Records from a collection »
────────────────────────────────────────

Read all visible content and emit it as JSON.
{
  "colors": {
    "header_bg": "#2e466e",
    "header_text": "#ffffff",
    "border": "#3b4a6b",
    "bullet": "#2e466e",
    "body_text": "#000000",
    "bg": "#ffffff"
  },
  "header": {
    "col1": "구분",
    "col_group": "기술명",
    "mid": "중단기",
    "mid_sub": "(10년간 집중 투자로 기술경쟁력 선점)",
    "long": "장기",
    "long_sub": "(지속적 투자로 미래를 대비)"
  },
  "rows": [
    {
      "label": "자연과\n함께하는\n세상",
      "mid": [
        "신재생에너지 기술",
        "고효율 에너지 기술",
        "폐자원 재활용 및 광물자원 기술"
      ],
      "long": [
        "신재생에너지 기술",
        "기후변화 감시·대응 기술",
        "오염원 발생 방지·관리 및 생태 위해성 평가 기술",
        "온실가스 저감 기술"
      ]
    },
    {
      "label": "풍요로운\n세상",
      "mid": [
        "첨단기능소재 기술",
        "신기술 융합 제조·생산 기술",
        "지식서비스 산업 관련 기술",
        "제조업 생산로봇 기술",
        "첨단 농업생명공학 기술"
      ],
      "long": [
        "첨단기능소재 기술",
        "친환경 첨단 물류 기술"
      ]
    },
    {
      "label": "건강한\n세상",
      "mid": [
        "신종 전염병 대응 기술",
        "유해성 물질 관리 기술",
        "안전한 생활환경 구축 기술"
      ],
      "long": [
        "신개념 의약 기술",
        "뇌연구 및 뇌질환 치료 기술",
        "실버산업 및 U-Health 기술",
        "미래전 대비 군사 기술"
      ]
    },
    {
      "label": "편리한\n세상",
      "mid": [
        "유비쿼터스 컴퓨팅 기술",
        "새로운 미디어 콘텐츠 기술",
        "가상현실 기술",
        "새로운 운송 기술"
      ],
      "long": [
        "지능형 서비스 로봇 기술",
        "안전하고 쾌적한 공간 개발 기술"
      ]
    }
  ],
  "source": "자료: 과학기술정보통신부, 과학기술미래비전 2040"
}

────────────────────────────────────────

Exercise »
Take the listing above and write it out again exactly.

Completed task »
Read all visible content and emit it as JSON.
{
  "colors": {
    "header_bg": "#2e466e",
    "header_text": "#ffffff",
    "border": "#3b4a6b",
    "bullet": "#2e466e",
    "body_text": "#000000",
    "bg": "#ffffff"
  },
  "header": {
    "col1": "구분",
    "col_group": "기술명",
    "mid": "중단기",
    "mid_sub": "(10년간 집중 투자로 기술경쟁력 선점)",
    "long": "장기",
    "long_sub": "(지속적 투자로 미래를 대비)"
  },
  "rows": [
    {
      "label": "자연과\n함께하는\n세상",
      "mid": [
        "신재생에너지 기술",
        "고효율 에너지 기술",
        "폐자원 재활용 및 광물자원 기술"
      ],
      "long": [
        "신재생에너지 기술",
        "기후변화 감시·대응 기술",
        "오염원 발생 방지·관리 및 생태 위해성 평가 기술",
        "온실가스 저감 기술"
      ]
    },
    {
      "label": "풍요로운\n세상",
      "mid": [
        "첨단기능소재 기술",
        "신기술 융합 제조·생산 기술",
        "지식서비스 산업 관련 기술",
        "제조업 생산로봇 기술",
        "첨단 농업생명공학 기술"
      ],
      "long": [
        "첨단기능소재 기술",
        "친환경 첨단 물류 기술"
      ]
    },
    {
      "label": "건강한\n세상",
      "mid": [
        "신종 전염병 대응 기술",
        "유해성 물질 관리 기술",
        "안전한 생활환경 구축 기술"
      ],
      "long": [
        "신개념 의약 기술",
        "뇌연구 및 뇌질환 치료 기술",
        "실버산업 및 U-Health 기술",
        "미래전 대비 군사 기술"
      ]
    },
    {
      "label": "편리한\n세상",
      "mid": [
        "유비쿼터스 컴퓨팅 기술",
        "새로운 미디어 콘텐츠 기술",
        "가상현실 기술",
        "새로운 운송 기술"
      ],
      "long": [
        "지능형 서비스 로봇 기술",
        "안전하고 쾌적한 공간 개발 기술"
      ]
    }
  ],
  "source": "자료: 과학기술정보통신부, 과학기술미래비전 2040"
}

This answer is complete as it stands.